Task objective » Locate every line that holds the string "Мероприятия" and copy it.

** START Source material **

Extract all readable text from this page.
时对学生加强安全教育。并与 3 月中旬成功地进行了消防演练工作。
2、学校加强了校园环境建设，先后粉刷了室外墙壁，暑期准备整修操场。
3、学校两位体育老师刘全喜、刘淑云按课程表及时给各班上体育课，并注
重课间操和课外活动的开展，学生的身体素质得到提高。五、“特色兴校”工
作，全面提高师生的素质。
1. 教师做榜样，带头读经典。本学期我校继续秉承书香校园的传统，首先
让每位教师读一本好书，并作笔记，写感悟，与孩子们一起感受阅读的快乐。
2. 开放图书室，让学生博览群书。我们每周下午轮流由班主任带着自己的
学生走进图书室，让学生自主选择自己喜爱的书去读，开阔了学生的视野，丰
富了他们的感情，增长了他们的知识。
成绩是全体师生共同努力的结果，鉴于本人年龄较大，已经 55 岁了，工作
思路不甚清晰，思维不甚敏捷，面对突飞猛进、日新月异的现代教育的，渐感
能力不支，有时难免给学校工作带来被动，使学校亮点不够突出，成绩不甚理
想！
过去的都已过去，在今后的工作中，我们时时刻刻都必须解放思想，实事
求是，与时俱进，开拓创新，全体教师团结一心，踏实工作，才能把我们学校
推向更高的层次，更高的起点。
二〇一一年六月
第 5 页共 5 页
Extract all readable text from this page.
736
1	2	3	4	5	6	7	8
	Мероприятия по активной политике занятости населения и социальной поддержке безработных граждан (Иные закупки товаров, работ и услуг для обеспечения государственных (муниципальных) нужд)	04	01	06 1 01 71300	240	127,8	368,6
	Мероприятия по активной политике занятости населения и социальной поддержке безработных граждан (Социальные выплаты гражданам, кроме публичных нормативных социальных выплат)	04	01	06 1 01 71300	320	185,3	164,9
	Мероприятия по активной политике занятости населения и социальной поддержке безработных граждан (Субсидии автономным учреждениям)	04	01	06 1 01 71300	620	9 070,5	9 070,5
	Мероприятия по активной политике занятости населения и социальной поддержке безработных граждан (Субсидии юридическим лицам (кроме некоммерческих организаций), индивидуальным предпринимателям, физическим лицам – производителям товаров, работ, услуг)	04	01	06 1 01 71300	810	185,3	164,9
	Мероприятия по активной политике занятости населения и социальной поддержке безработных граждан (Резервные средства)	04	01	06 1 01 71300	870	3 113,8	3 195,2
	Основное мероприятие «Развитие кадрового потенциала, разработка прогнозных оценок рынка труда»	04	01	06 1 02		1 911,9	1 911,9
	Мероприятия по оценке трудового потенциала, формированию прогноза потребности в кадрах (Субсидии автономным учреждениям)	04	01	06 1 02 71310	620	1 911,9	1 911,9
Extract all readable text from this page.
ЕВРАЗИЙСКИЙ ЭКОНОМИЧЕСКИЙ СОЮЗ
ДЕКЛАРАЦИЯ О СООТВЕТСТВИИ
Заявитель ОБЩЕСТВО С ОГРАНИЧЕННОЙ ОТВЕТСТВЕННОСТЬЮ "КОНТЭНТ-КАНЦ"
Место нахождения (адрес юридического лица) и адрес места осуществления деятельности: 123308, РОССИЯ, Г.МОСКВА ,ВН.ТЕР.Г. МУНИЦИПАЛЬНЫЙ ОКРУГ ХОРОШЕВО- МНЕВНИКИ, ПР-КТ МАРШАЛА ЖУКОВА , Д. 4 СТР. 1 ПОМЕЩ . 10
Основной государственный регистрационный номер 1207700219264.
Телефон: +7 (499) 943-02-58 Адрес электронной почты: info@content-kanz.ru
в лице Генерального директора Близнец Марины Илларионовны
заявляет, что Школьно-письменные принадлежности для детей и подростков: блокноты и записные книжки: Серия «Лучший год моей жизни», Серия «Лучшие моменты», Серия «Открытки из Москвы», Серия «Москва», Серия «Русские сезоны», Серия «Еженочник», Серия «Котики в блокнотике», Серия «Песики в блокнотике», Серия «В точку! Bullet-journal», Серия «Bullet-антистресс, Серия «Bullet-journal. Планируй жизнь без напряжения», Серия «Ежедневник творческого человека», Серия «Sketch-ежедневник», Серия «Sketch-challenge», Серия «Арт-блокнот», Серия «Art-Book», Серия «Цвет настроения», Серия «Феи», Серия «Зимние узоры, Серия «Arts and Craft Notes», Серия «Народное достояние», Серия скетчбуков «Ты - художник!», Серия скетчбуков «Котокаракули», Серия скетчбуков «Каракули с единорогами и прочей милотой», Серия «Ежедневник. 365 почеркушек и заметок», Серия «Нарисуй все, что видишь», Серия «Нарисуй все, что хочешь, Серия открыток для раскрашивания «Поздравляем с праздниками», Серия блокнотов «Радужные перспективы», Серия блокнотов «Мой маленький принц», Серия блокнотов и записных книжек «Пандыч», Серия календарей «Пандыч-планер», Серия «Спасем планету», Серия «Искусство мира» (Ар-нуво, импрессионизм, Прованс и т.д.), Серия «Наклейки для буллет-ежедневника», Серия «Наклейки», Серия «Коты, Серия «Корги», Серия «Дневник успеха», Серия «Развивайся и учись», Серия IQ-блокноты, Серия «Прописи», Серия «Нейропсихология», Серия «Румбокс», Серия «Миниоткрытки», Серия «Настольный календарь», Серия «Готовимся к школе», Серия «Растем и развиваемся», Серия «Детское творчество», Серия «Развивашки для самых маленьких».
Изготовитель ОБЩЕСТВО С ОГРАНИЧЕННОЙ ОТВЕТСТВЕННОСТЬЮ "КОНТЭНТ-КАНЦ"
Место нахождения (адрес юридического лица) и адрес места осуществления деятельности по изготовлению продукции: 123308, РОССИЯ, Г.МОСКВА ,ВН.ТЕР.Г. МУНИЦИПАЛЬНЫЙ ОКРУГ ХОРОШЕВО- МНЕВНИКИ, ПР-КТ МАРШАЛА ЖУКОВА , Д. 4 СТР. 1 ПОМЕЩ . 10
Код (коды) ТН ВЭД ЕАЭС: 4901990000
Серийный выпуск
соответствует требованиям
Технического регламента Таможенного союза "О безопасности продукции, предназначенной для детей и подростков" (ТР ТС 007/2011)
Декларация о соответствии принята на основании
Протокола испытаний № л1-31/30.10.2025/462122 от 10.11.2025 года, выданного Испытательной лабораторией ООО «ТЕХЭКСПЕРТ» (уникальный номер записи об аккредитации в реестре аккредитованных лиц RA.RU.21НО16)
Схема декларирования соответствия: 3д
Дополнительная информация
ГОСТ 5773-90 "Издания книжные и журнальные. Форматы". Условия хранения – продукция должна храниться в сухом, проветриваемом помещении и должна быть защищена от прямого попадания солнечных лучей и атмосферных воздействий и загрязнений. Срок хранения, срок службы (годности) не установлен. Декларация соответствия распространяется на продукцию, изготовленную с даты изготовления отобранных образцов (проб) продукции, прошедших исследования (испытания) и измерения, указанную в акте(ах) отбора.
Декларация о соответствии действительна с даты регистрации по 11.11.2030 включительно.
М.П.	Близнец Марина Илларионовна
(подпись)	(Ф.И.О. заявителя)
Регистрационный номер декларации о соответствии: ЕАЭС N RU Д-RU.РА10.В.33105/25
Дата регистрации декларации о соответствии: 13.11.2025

** END Source material **

Finished answer »
	Мероприятия по активной политике занятости населения и социальной поддержке безработных граждан (Иные закупки товаров, работ и услуг для обеспечения государственных (муниципальных) нужд)	04	01	06 1 01 71300	240	127,8	368,6
	Мероприятия по активной политике занятости населения и социальной поддержке безработных граждан (Социальные выплаты гражданам, кроме публичных нормативных социальных выплат)	04	01	06 1 01 71300	320	185,3	164,9
	Мероприятия по активной политике занятости населения и социальной поддержке безработных граждан (Субсидии автономным учреждениям)	04	01	06 1 01 71300	620	9 070,5	9 070,5
	Мероприятия по активной политике занятости населения и социальной поддержке безработных граждан (Субсидии юридическим лицам (кроме некоммерческих организаций), индивидуальным предпринимателям, физическим лицам – производителям товаров, работ, услуг)	04	01	06 1 01 71300	810	185,3	164,9
	Мероприятия по активной политике занятости населения и социальной поддержке безработных граждан (Резервные средства)	04	01	06 1 01 71300	870	3 113,8	3 195,2
	Мероприятия по оценке трудового потенциала, формированию прогноза потребности в кадрах (Субсидии автономным учреждениям)	04	01	06 1 02 71310	620	1 911,9	1 911,9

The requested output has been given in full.